§ Work instructions:
Select and copy out every line in the records containing "xlabel".
#### Data section ####
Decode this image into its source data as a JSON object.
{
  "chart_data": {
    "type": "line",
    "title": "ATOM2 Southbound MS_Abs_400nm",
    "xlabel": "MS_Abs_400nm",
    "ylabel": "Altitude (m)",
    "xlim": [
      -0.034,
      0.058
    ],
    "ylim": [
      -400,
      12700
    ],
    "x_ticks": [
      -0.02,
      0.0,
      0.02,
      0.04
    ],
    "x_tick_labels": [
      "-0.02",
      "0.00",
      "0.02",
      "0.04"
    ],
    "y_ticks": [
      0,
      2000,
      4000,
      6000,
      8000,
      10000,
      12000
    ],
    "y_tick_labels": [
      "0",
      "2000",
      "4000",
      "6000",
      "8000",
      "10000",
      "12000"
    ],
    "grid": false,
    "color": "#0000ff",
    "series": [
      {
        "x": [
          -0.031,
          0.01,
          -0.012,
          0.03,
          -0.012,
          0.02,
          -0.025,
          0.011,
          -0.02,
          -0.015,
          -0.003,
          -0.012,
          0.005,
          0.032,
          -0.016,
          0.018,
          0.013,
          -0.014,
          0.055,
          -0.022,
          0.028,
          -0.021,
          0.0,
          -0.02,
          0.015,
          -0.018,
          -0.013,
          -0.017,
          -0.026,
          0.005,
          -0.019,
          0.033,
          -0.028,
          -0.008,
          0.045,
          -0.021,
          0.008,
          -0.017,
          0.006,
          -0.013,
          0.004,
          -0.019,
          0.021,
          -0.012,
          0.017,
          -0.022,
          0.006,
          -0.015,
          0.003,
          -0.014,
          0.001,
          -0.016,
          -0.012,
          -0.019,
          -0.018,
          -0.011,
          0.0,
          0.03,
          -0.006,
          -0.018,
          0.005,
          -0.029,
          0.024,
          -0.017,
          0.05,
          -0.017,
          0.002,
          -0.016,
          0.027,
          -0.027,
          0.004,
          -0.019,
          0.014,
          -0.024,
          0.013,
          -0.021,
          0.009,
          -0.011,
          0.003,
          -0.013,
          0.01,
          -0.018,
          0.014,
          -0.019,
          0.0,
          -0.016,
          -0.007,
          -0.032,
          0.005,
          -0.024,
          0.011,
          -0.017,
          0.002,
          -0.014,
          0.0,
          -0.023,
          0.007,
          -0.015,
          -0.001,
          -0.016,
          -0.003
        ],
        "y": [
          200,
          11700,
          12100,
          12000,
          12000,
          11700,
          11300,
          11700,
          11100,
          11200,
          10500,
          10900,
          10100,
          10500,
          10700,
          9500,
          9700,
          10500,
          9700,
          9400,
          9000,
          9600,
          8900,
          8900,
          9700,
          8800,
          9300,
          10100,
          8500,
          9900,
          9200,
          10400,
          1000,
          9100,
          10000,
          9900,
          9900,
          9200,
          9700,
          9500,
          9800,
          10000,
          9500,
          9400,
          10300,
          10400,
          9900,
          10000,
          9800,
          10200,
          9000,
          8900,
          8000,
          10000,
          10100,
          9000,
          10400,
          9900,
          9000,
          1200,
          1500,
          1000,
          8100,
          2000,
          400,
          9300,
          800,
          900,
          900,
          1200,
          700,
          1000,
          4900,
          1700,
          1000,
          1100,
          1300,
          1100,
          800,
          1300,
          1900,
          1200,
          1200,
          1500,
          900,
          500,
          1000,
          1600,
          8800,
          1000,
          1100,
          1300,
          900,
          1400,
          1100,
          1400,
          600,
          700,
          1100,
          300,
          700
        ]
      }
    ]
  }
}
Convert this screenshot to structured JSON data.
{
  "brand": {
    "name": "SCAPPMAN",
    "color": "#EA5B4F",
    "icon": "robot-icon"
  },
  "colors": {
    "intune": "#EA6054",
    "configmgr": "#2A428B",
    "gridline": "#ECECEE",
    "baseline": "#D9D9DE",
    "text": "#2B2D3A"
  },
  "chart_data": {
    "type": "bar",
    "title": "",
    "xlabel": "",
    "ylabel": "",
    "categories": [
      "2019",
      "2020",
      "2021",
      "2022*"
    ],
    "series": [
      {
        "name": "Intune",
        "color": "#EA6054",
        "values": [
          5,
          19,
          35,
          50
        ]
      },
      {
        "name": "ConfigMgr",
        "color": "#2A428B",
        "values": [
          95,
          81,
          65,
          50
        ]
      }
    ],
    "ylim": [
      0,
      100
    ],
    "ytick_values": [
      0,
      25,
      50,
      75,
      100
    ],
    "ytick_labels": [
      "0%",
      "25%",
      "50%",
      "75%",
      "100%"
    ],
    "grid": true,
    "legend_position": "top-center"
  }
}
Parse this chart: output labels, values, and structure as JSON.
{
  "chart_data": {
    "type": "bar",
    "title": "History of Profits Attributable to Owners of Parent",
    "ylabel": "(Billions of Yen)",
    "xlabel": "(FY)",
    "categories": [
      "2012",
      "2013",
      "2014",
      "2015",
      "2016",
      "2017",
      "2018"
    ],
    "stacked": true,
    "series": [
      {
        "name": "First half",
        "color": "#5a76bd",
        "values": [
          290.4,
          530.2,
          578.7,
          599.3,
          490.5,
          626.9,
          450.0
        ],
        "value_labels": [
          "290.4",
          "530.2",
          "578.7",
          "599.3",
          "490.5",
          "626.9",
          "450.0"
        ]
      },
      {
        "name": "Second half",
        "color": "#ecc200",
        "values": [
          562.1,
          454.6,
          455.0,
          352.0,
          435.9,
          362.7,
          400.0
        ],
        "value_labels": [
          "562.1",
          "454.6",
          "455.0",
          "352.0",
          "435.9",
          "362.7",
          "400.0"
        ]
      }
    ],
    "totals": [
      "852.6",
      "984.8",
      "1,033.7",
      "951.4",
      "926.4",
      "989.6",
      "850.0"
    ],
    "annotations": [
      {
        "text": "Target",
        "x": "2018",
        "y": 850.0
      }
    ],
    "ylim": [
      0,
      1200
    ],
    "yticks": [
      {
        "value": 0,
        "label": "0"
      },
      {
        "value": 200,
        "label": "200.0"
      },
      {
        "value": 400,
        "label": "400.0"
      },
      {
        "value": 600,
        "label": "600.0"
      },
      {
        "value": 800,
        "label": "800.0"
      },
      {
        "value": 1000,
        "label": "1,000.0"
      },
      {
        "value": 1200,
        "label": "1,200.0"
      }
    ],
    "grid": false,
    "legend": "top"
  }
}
####
§ Answer to this exercise:
    "xlabel": "MS_Abs_400nm",
    "xlabel": "",
    "xlabel": "(FY)",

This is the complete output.